Problem:
Gather all lines with the word "JSON" in them.

Available data:
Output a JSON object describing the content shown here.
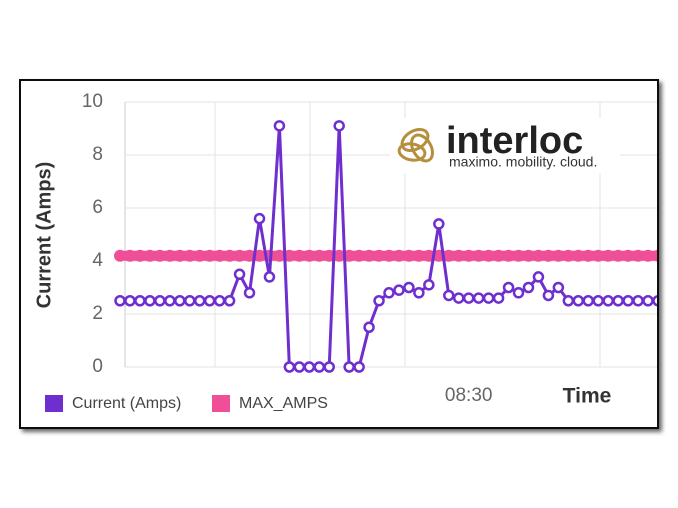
{
  "chart_data": {
    "type": "line",
    "logo": {
      "name": "interloc",
      "tagline": "maximo. mobility. cloud."
    },
    "ylabel": "Current (Amps)",
    "xlabel": "Time",
    "categories": [
      null,
      null,
      null,
      null,
      null,
      null,
      null,
      null,
      null,
      null,
      null,
      null,
      null,
      null,
      null,
      null,
      null,
      null,
      null,
      null,
      null,
      null,
      null,
      null,
      null,
      null,
      null,
      null,
      null,
      null,
      null,
      null,
      null,
      null,
      null,
      "08:30",
      null,
      null,
      null,
      null,
      null,
      null,
      null,
      null,
      null,
      null,
      null,
      null,
      null,
      null,
      null,
      null,
      null,
      null,
      null
    ],
    "series": [
      {
        "name": "Current (Amps)",
        "color": "#6f2fcf",
        "values": [
          2.5,
          2.5,
          2.5,
          2.5,
          2.5,
          2.5,
          2.5,
          2.5,
          2.5,
          2.5,
          2.5,
          2.5,
          3.5,
          2.8,
          5.6,
          3.4,
          9.1,
          0,
          0,
          0,
          0,
          0,
          9.1,
          0,
          0,
          1.5,
          2.5,
          2.8,
          2.9,
          3.0,
          2.8,
          3.1,
          5.4,
          2.7,
          2.6,
          2.6,
          2.6,
          2.6,
          2.6,
          3.0,
          2.8,
          3.0,
          3.4,
          2.7,
          3.0,
          2.5,
          2.5,
          2.5,
          2.5,
          2.5,
          2.5,
          2.5,
          2.5,
          2.5,
          2.5
        ]
      },
      {
        "name": "MAX_AMPS",
        "color": "#ef4f96",
        "values": [
          4.2,
          4.2,
          4.2,
          4.2,
          4.2,
          4.2,
          4.2,
          4.2,
          4.2,
          4.2,
          4.2,
          4.2,
          4.2,
          4.2,
          4.2,
          4.2,
          4.2,
          4.2,
          4.2,
          4.2,
          4.2,
          4.2,
          4.2,
          4.2,
          4.2,
          4.2,
          4.2,
          4.2,
          4.2,
          4.2,
          4.2,
          4.2,
          4.2,
          4.2,
          4.2,
          4.2,
          4.2,
          4.2,
          4.2,
          4.2,
          4.2,
          4.2,
          4.2,
          4.2,
          4.2,
          4.2,
          4.2,
          4.2,
          4.2,
          4.2,
          4.2,
          4.2,
          4.2,
          4.2,
          4.2
        ]
      }
    ],
    "ylim": [
      0,
      10
    ],
    "yticks": [
      0,
      2,
      4,
      6,
      8,
      10
    ],
    "grid": true,
    "legend": "bottom"
  }
}
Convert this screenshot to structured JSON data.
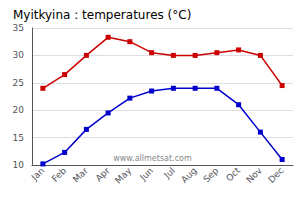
{
  "chart_data": {
    "type": "line",
    "title": "Myitkyina : temperatures (°C)",
    "categories": [
      "Jan",
      "Feb",
      "Mar",
      "Apr",
      "May",
      "Jun",
      "Jul",
      "Aug",
      "Sep",
      "Oct",
      "Nov",
      "Dec"
    ],
    "series": [
      {
        "color": "#cc0000",
        "marker": "square",
        "values": [
          24,
          26.5,
          30,
          33.3,
          32.5,
          30.5,
          30,
          30,
          30.5,
          31,
          30.0,
          24.5
        ]
      },
      {
        "color": "#0000cc",
        "marker": "square",
        "values": [
          10.2,
          12.3,
          16.5,
          19.5,
          22.2,
          23.5,
          24,
          24,
          24,
          21,
          16,
          11
        ]
      }
    ],
    "ylim": [
      10,
      35
    ],
    "yticks": [
      10,
      15,
      20,
      25,
      30,
      35
    ],
    "grid": true,
    "annotations": [
      "www.allmetsat.com"
    ]
  }
}
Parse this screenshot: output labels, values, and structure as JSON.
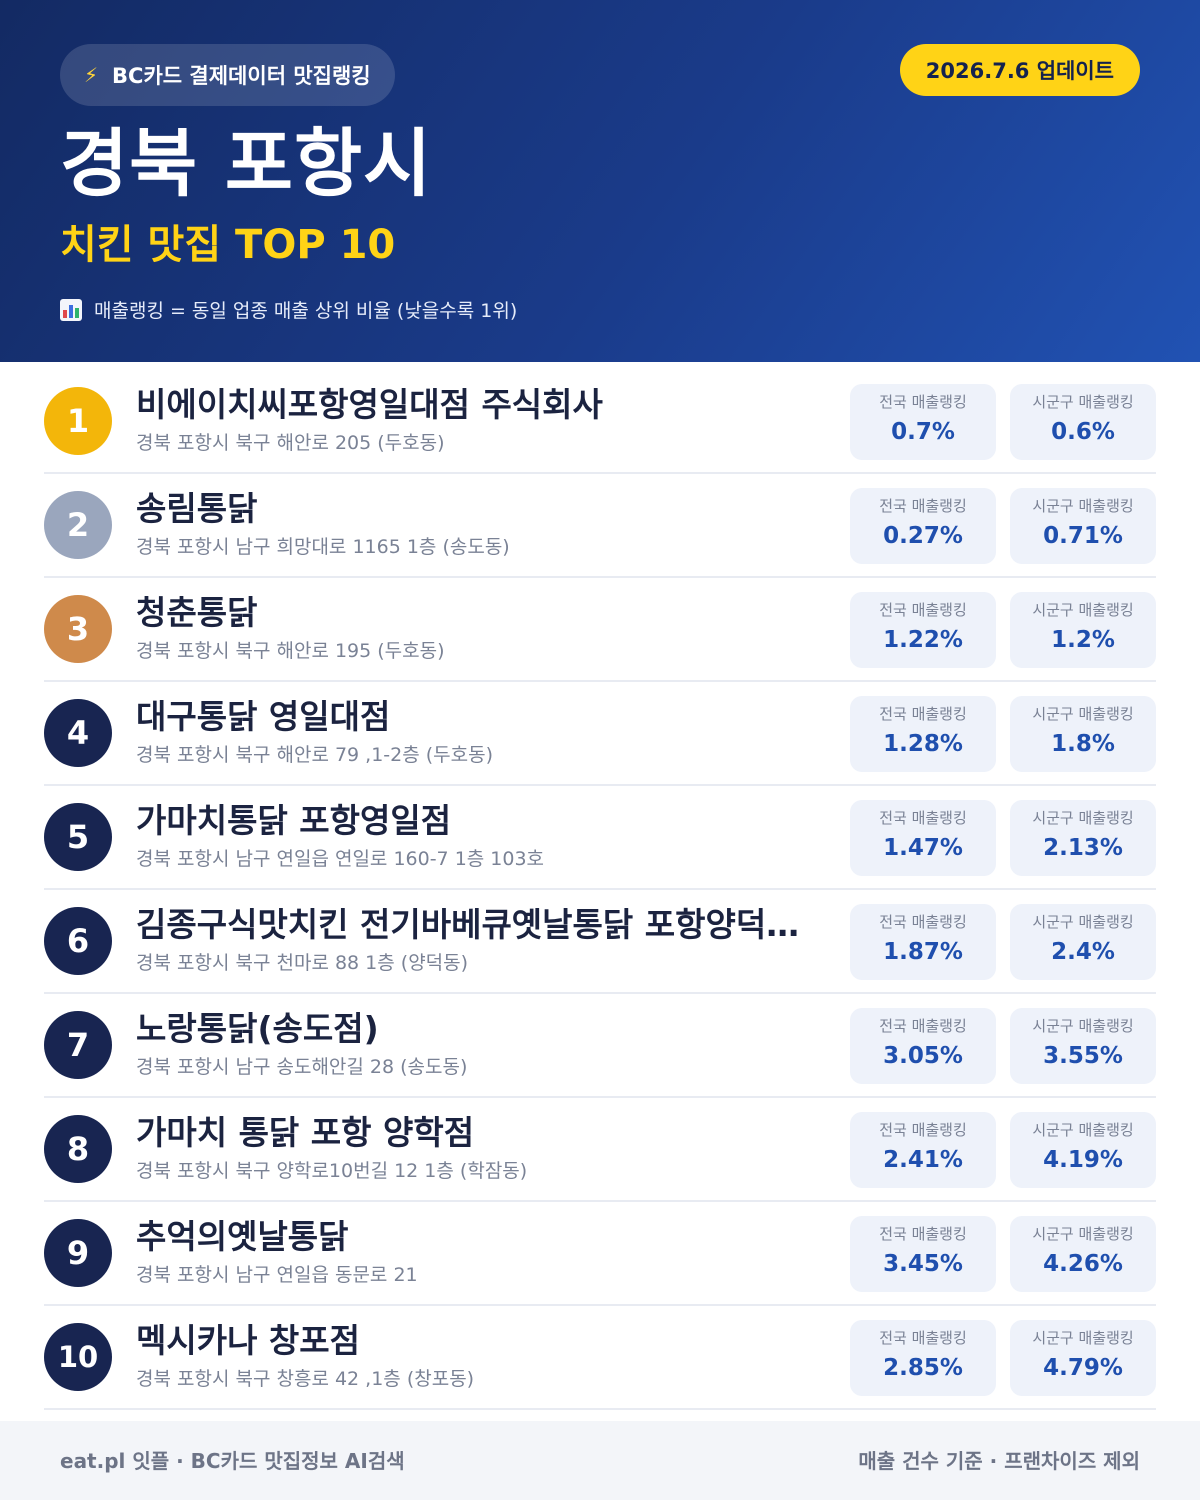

Answer to the problem:
Output a JSON object describing the content shown here.
Convert this screenshot to structured JSON data.
Parse this screenshot: output labels, values, and structure as JSON.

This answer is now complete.